Copy out each line that includes the word "解题思路".

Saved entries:
----------
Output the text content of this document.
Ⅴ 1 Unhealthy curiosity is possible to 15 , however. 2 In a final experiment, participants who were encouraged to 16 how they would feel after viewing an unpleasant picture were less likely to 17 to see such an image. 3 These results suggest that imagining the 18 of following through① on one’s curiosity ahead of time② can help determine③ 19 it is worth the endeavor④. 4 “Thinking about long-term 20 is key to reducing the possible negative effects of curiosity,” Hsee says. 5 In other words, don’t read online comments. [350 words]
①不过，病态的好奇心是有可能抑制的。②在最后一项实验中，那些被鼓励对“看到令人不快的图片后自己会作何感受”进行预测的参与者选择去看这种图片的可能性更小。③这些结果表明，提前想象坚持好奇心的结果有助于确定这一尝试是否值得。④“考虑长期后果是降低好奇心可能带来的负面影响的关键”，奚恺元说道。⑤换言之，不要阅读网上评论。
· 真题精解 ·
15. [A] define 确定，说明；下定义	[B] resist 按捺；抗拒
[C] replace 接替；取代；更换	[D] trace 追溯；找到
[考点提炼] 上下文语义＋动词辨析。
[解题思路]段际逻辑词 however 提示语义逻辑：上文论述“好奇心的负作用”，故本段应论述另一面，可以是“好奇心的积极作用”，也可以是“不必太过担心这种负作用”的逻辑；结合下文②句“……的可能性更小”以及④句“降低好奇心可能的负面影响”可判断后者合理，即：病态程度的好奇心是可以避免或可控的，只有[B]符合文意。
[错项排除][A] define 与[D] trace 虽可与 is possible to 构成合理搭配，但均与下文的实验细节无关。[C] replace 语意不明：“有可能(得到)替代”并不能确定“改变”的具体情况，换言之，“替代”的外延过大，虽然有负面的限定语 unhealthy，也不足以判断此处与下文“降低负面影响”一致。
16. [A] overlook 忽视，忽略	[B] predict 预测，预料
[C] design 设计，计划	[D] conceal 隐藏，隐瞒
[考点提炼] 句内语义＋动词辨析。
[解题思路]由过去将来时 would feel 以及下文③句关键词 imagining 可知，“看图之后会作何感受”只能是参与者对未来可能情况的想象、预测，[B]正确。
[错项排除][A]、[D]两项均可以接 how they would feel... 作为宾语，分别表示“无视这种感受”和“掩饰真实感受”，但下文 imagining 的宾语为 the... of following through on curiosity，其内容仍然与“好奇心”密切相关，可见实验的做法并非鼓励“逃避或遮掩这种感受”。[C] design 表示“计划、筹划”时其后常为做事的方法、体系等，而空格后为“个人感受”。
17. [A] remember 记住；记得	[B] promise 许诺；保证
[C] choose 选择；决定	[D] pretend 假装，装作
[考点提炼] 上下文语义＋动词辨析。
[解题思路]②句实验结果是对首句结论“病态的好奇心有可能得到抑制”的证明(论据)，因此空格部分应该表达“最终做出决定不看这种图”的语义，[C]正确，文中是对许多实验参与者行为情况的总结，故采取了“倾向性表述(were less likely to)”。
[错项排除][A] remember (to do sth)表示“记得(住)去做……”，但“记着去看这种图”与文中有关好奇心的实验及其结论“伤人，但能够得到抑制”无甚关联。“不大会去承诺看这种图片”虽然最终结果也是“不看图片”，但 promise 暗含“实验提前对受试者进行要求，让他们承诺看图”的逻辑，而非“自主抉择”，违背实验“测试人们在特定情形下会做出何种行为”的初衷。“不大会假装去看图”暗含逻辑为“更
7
----------
Correct output:
[解题思路]段际逻辑词 however 提示语义逻辑：上文论述“好奇心的负作用”，故本段应论述另一面，可以是“好奇心的积极作用”，也可以是“不必太过担心这种负作用”的逻辑；结合下文②句“……的可能性更小”以及④句“降低好奇心可能的负面影响”可判断后者合理，即：病态程度的好奇心是可以避免或可控的，只有[B]符合文意。
[解题思路]由过去将来时 would feel 以及下文③句关键词 imagining 可知，“看图之后会作何感受”只能是参与者对未来可能情况的想象、预测，[B]正确。
[解题思路]②句实验结果是对首句结论“病态的好奇心有可能得到抑制”的证明(论据)，因此空格部分应该表达“最终做出决定不看这种图”的语义，[C]正确，文中是对许多实验参与者行为情况的总结，故采取了“倾向性表述(were less likely to)”。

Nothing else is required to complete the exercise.